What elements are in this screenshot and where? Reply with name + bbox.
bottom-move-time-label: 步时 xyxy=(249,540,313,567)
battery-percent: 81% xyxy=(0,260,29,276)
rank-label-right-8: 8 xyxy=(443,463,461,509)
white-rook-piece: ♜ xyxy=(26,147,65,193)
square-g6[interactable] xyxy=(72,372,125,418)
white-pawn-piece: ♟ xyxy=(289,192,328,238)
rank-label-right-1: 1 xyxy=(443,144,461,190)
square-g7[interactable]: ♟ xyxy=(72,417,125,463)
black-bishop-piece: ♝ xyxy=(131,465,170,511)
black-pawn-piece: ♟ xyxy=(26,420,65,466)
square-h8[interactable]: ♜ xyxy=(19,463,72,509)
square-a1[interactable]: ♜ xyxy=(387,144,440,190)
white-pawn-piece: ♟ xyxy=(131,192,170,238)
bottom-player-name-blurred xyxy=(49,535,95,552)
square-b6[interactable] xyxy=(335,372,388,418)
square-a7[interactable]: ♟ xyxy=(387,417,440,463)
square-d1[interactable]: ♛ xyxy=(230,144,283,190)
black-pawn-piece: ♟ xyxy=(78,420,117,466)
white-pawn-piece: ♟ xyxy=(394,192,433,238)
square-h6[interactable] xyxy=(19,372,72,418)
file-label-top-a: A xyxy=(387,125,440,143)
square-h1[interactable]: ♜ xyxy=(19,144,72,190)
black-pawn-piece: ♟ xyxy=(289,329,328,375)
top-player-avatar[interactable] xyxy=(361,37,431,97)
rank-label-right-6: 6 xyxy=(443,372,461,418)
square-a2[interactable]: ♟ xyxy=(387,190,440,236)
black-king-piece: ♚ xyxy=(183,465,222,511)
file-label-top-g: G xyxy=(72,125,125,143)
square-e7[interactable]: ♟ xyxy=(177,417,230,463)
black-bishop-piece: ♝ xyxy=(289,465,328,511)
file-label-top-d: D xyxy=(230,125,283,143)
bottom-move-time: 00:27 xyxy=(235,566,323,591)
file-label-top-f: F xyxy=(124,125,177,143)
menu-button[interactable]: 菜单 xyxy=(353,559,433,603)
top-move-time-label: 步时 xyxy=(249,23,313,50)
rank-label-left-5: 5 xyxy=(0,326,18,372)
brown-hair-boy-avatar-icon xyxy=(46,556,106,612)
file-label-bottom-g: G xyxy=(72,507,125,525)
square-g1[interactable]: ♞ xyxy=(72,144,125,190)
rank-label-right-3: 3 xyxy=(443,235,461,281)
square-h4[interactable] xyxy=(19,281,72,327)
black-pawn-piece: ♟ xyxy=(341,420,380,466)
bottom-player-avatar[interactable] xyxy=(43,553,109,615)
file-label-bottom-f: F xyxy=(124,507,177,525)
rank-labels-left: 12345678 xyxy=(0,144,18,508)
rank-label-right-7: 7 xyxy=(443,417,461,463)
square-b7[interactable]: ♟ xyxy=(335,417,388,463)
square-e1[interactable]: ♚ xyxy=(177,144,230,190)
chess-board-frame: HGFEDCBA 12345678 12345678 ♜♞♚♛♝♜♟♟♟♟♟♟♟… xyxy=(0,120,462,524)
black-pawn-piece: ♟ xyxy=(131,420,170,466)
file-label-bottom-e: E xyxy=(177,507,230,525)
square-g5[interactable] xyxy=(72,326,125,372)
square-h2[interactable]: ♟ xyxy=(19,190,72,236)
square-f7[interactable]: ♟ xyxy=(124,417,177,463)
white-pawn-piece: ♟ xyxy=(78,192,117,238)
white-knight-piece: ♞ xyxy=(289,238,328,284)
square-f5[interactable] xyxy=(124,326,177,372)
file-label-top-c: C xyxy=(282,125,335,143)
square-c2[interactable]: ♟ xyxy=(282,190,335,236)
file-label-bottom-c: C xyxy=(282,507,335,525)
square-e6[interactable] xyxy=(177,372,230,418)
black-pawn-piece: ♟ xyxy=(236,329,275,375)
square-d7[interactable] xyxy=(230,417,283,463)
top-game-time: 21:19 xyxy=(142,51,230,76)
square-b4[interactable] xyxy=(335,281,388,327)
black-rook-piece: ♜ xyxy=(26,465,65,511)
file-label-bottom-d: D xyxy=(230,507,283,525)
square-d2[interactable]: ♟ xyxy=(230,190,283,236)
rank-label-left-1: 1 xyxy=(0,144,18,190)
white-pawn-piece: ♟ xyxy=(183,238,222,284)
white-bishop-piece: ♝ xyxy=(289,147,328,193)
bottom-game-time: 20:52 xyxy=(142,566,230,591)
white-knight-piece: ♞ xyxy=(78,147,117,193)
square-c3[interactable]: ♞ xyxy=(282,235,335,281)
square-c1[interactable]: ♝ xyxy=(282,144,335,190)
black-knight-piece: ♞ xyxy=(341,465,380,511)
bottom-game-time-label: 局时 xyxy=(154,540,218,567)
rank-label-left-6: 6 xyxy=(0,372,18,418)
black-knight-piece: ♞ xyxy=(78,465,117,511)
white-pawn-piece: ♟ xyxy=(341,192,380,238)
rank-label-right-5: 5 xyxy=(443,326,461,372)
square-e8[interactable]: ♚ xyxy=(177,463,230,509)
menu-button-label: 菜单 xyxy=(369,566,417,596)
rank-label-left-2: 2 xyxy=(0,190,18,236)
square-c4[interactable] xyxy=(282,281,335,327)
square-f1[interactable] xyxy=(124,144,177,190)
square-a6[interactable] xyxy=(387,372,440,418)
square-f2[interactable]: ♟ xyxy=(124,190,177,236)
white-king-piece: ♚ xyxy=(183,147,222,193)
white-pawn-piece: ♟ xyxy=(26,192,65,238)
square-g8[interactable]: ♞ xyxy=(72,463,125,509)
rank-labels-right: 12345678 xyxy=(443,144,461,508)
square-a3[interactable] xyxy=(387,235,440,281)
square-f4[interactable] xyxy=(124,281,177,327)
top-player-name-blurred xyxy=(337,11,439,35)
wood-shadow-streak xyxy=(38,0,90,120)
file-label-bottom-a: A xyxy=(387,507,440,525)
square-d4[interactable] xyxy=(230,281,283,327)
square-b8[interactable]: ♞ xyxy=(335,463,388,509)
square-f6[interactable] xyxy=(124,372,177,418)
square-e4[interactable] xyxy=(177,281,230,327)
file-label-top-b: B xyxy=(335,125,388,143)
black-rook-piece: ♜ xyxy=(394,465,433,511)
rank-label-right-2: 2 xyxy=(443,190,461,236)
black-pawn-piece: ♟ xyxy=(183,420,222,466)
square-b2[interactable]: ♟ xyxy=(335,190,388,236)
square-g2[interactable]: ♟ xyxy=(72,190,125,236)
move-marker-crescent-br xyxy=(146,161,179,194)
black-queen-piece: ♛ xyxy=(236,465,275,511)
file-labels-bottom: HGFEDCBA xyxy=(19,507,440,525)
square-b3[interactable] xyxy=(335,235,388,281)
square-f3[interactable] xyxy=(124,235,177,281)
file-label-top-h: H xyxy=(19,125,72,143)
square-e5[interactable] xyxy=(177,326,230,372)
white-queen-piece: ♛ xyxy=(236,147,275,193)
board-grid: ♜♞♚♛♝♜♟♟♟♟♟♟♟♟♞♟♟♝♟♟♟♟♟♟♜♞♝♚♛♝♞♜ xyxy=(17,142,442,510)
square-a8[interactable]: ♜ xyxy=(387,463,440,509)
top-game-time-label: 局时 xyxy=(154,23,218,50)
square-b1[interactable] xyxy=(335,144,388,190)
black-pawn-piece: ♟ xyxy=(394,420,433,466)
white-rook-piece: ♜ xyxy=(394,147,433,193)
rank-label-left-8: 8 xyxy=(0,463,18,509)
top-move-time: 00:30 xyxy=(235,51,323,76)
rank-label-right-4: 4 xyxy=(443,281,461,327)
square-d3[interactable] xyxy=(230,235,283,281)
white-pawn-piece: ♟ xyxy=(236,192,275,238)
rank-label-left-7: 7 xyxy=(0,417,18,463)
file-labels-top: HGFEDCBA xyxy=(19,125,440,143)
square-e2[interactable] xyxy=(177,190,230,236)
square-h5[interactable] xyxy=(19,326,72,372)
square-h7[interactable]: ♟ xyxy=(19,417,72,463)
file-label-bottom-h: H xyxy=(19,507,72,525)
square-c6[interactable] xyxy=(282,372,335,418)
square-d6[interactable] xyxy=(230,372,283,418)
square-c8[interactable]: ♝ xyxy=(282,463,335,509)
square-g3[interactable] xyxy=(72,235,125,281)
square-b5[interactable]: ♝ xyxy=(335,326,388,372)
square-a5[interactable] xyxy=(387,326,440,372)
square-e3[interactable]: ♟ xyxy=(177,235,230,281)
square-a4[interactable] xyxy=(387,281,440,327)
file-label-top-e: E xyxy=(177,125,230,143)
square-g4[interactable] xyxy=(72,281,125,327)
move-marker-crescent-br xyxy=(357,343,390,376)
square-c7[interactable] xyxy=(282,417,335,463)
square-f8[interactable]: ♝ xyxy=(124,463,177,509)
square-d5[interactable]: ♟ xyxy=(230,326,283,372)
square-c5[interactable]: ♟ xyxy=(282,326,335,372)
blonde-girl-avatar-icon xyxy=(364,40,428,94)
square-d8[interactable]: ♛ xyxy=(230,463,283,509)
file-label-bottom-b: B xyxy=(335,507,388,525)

....................

◆ TASK DETAILS ◆
Lay out the data from its first line through the line containing "square-a1[interactable]: ♜ xyxy=(387,144,440,190)", both included, as a Markdown table with the columns n and Line, numbering each row and leaving out blank lines.

◆ TASK SOLUTION ◆
| n | Line |
|---|---|
| 1 | What elements are in this screenshot and where? Reply with name + bbox. |
| 2 | bottom-move-time-label: 步时 xyxy=(249,540,313,567) |
| 3 | battery-percent: 81% xyxy=(0,260,29,276) |
| 4 | rank-label-right-8: 8 xyxy=(443,463,461,509) |
| 5 | white-rook-piece: ♜ xyxy=(26,147,65,193) |
| 6 | square-g6[interactable] xyxy=(72,372,125,418) |
| 7 | white-pawn-piece: ♟ xyxy=(289,192,328,238) |
| 8 | rank-label-right-1: 1 xyxy=(443,144,461,190) |
| 9 | square-g7[interactable]: ♟ xyxy=(72,417,125,463) |
| 10 | black-bishop-piece: ♝ xyxy=(131,465,170,511) |
| 11 | black-pawn-piece: ♟ xyxy=(26,420,65,466) |
| 12 | square-h8[interactable]: ♜ xyxy=(19,463,72,509) |
| 13 | square-a1[interactable]: ♜ xyxy=(387,144,440,190) |